=== Short problem ===
In the entries that follow, count each line containing "normas" and state the total, nothing more.

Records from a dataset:

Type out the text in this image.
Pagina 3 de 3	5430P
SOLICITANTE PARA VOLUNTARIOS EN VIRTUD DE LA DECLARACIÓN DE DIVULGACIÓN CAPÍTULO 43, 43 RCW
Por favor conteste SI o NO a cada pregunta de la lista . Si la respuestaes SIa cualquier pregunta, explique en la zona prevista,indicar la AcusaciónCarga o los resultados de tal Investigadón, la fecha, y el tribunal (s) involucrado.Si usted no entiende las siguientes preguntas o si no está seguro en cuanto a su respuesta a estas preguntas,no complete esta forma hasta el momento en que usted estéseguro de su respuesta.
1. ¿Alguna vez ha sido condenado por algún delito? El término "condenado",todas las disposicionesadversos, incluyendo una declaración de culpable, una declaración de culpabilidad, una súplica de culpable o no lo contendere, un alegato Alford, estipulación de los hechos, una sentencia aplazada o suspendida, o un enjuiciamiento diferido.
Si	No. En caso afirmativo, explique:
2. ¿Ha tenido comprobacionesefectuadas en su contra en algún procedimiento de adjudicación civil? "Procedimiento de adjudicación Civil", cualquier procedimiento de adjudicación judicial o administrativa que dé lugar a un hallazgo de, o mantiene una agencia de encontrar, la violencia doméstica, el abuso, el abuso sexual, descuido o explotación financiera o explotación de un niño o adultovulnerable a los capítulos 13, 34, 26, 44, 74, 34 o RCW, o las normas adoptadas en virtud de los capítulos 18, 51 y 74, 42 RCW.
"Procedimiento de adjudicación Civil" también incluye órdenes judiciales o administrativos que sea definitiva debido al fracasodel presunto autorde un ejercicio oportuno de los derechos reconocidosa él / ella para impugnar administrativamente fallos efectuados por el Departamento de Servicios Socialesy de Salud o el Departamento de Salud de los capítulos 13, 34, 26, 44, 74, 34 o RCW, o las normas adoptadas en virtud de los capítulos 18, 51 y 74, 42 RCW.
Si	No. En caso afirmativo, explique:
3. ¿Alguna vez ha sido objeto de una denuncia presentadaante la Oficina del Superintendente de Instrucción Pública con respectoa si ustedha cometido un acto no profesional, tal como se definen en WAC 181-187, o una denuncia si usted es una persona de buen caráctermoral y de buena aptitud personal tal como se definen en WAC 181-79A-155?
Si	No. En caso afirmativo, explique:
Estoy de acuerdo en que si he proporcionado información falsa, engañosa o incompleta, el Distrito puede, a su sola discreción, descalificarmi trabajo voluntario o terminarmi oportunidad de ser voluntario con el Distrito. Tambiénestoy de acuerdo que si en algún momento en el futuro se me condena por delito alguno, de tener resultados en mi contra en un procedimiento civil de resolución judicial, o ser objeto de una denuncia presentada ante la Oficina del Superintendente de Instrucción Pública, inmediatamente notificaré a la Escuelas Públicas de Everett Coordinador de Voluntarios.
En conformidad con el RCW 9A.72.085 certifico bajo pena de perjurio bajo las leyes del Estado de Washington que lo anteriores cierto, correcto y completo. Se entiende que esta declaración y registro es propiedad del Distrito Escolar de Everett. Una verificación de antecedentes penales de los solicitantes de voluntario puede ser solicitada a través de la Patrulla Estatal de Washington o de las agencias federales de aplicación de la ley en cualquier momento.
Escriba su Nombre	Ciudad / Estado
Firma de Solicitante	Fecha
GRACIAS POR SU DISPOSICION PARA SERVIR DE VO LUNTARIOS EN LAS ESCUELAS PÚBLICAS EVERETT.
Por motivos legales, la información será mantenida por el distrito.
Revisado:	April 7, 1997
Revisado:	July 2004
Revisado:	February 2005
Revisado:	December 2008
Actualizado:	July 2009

=== Response for this exercise ===
2